## START Data provided

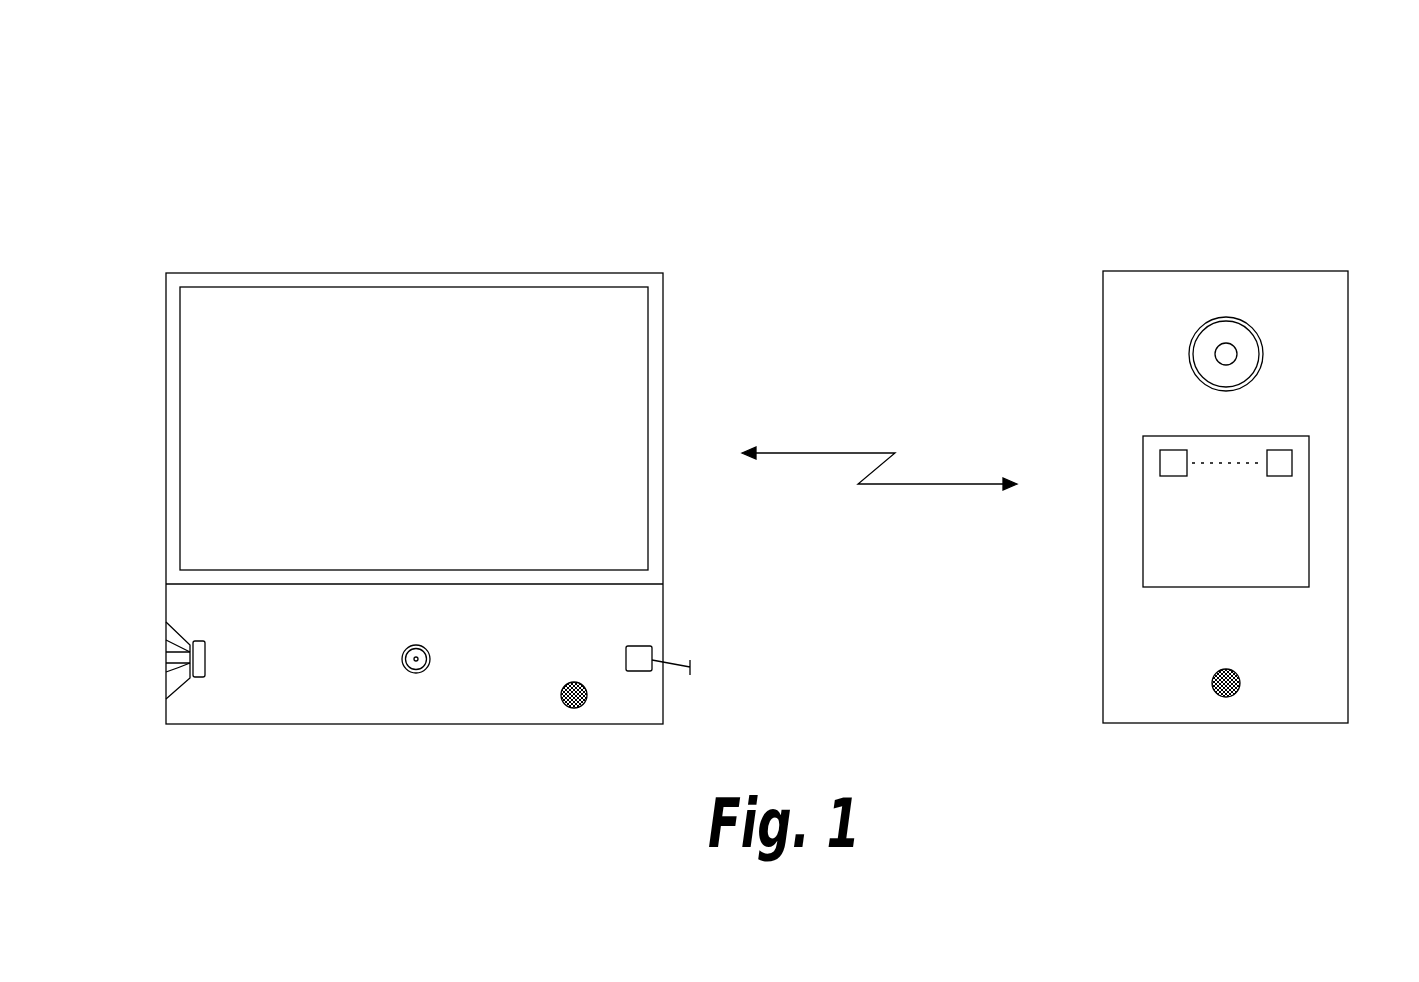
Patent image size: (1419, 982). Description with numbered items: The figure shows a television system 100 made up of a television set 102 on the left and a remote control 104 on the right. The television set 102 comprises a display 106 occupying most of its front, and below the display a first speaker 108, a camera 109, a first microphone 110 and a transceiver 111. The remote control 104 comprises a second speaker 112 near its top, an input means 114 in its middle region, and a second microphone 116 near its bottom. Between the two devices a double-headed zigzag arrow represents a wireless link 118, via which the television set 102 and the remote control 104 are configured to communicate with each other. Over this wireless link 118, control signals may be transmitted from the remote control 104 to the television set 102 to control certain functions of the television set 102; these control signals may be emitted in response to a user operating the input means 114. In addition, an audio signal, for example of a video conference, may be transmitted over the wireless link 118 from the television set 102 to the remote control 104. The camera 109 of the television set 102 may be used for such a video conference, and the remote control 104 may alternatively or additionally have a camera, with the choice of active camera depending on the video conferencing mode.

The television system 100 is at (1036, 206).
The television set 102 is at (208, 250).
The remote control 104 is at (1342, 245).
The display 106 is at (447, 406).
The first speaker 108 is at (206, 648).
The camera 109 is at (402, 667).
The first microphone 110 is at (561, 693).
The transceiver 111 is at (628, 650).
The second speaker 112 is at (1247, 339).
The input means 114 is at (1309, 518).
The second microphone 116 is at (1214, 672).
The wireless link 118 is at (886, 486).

## END Data provided
## START Data provided

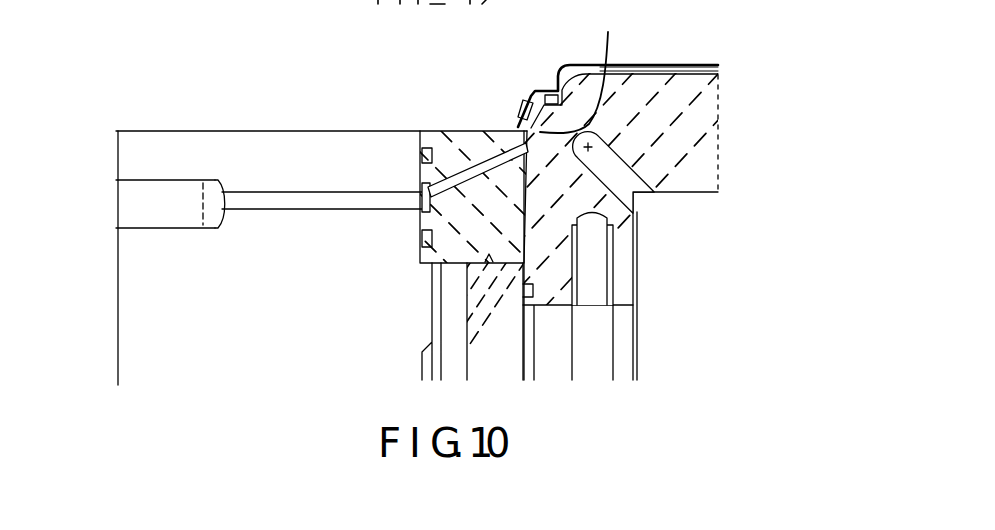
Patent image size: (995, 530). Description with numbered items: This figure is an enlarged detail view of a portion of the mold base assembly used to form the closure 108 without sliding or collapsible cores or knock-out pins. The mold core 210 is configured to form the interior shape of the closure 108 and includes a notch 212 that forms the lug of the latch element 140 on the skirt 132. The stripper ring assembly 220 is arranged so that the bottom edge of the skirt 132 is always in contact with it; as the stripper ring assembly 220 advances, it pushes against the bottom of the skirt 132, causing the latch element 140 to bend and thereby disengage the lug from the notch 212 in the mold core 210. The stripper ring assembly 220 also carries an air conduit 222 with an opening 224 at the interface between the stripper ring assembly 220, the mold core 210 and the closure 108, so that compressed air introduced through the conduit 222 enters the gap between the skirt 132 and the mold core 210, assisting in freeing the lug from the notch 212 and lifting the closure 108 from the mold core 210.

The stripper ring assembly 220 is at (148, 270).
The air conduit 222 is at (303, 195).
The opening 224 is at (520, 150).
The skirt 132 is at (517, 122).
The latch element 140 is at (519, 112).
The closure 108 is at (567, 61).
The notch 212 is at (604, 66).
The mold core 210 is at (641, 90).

## END Data provided

What you have to do: Retype the lines of the records from the line with "Patent image size: (1419, 982)." to the line with "The wireless link 118 is at (886, 486).", both included, with no changes.

Exercise response:
Patent image size: (1419, 982). Description with numbered items: The figure shows a television system 100 made up of a television set 102 on the left and a remote control 104 on the right. The television set 102 comprises a display 106 occupying most of its front, and below the display a first speaker 108, a camera 109, a first microphone 110 and a transceiver 111. The remote control 104 comprises a second speaker 112 near its top, an input means 114 in its middle region, and a second microphone 116 near its bottom. Between the two devices a double-headed zigzag arrow represents a wireless link 118, via which the television set 102 and the remote control 104 are configured to communicate with each other. Over this wireless link 118, control signals may be transmitted from the remote control 104 to the television set 102 to control certain functions of the television set 102; these control signals may be emitted in response to a user operating the input means 114. In addition, an audio signal, for example of a video conference, may be transmitted over the wireless link 118 from the television set 102 to the remote control 104. The camera 109 of the television set 102 may be used for such a video conference, and the remote control 104 may alternatively or additionally have a camera, with the choice of active camera depending on the video conferencing mode.

The television system 100 is at (1036, 206).
The television set 102 is at (208, 250).
The remote control 104 is at (1342, 245).
The display 106 is at (447, 406).
The first speaker 108 is at (206, 648).
The camera 109 is at (402, 667).
The first microphone 110 is at (561, 693).
The transceiver 111 is at (628, 650).
The second speaker 112 is at (1247, 339).
The input means 114 is at (1309, 518).
The second microphone 116 is at (1214, 672).
The wireless link 118 is at (886, 486).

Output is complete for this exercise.